• WHAT IS EXPECTED:
Read the lines that follow and pick out every one containing the word "this".

• RECORDED INFORMATION:
■ ■ ■ ■ ■ ■ ■

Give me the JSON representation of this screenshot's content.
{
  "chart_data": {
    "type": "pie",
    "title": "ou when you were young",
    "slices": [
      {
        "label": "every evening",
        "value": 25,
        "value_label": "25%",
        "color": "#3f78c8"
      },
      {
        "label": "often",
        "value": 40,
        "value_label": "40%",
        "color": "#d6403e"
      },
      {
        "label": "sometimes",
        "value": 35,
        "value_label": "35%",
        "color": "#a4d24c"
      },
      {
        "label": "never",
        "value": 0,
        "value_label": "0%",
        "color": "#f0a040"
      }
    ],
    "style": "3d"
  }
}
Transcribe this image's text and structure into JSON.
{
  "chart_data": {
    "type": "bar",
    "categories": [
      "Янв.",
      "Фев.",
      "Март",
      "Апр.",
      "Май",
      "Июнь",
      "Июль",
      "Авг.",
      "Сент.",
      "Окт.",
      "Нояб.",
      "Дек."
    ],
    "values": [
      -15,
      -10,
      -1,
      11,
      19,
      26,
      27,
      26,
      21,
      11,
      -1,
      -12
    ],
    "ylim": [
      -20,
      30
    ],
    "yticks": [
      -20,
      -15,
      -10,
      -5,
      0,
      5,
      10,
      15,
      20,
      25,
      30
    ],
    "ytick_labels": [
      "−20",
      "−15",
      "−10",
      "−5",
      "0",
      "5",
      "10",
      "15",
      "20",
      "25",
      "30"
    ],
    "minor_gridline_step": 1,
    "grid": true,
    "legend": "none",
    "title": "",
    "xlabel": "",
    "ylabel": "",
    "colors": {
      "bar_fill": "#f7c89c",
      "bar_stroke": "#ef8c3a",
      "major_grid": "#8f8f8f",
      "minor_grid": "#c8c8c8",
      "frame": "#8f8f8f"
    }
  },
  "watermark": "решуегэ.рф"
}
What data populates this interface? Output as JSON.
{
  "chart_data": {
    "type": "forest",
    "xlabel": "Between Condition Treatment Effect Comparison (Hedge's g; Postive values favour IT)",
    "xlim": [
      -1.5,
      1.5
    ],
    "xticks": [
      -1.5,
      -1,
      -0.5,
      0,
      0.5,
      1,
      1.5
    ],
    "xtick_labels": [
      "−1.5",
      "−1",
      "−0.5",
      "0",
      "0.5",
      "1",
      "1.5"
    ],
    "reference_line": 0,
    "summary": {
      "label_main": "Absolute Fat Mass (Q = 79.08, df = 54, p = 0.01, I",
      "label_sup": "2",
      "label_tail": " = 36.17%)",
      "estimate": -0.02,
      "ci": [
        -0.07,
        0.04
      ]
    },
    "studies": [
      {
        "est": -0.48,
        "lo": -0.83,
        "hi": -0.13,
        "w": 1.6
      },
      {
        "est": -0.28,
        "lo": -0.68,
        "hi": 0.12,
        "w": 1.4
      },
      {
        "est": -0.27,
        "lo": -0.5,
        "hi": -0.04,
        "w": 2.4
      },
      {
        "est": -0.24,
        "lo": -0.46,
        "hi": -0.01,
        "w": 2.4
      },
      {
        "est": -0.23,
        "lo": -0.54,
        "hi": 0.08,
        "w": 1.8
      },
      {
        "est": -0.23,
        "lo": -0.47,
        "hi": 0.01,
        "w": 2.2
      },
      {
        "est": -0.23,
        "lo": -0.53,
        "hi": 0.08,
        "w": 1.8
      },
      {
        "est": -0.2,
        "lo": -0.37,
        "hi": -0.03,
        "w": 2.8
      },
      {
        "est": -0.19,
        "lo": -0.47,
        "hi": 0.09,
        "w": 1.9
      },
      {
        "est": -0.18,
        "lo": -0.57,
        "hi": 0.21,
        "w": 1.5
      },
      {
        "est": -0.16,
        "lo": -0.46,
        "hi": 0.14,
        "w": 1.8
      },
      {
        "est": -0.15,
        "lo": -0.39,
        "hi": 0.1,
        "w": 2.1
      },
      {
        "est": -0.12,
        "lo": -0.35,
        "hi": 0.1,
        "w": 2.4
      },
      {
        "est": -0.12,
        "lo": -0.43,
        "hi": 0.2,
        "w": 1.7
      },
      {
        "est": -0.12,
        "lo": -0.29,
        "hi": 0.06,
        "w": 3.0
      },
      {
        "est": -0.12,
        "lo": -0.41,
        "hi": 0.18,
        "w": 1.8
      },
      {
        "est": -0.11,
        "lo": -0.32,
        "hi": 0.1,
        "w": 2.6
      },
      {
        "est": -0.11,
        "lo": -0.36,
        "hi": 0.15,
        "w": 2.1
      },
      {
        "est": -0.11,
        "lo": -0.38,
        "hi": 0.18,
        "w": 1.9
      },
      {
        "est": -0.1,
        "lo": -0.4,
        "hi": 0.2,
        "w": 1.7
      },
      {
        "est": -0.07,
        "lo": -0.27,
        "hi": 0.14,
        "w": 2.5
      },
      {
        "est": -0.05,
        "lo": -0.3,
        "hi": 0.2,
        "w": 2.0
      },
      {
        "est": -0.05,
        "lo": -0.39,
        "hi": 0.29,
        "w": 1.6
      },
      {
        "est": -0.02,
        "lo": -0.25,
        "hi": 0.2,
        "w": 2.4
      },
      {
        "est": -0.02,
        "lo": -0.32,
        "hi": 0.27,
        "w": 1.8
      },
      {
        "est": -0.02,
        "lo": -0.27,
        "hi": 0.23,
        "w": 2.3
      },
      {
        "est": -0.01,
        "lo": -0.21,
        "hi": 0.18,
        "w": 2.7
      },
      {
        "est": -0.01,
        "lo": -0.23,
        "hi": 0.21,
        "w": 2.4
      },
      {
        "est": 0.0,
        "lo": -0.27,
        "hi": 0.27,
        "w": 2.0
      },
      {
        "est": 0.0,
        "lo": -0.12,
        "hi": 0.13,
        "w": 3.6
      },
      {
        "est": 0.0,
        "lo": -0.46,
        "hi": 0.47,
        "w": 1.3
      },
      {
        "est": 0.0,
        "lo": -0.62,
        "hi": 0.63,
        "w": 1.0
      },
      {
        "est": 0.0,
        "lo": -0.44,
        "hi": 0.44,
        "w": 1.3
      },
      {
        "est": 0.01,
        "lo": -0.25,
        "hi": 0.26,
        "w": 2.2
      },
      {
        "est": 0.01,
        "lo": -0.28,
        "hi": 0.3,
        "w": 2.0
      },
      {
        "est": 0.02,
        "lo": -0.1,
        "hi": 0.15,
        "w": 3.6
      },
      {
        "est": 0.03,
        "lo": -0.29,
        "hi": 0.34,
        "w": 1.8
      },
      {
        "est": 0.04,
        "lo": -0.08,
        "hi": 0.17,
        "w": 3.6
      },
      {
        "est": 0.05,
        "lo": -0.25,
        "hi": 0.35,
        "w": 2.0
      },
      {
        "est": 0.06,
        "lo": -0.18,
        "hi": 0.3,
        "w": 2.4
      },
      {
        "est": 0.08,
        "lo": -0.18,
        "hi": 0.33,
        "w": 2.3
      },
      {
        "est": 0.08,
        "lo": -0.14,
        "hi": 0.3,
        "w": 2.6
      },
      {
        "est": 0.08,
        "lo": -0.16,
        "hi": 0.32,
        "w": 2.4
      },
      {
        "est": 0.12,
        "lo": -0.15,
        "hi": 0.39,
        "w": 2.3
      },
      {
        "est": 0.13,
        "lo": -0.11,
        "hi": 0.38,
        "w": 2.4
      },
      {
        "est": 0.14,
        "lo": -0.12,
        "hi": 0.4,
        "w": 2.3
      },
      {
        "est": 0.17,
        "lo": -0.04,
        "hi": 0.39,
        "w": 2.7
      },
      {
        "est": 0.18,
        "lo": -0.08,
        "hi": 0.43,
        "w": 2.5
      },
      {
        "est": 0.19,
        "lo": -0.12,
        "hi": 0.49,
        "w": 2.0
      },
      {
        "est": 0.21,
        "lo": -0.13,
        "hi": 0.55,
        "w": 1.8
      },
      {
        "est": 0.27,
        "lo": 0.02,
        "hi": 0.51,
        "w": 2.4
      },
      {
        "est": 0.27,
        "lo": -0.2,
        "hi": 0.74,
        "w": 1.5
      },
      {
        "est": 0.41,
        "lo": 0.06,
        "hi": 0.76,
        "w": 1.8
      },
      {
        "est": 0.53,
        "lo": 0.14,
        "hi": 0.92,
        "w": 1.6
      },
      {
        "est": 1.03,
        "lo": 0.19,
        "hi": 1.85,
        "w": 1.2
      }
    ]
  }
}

■ ■ ■ ■ ■ ■ ■

• SOLUTION:
Give me the JSON representation of this screenshot's content.
Transcribe this image's text and structure into JSON.
What data populates this interface? Output as JSON.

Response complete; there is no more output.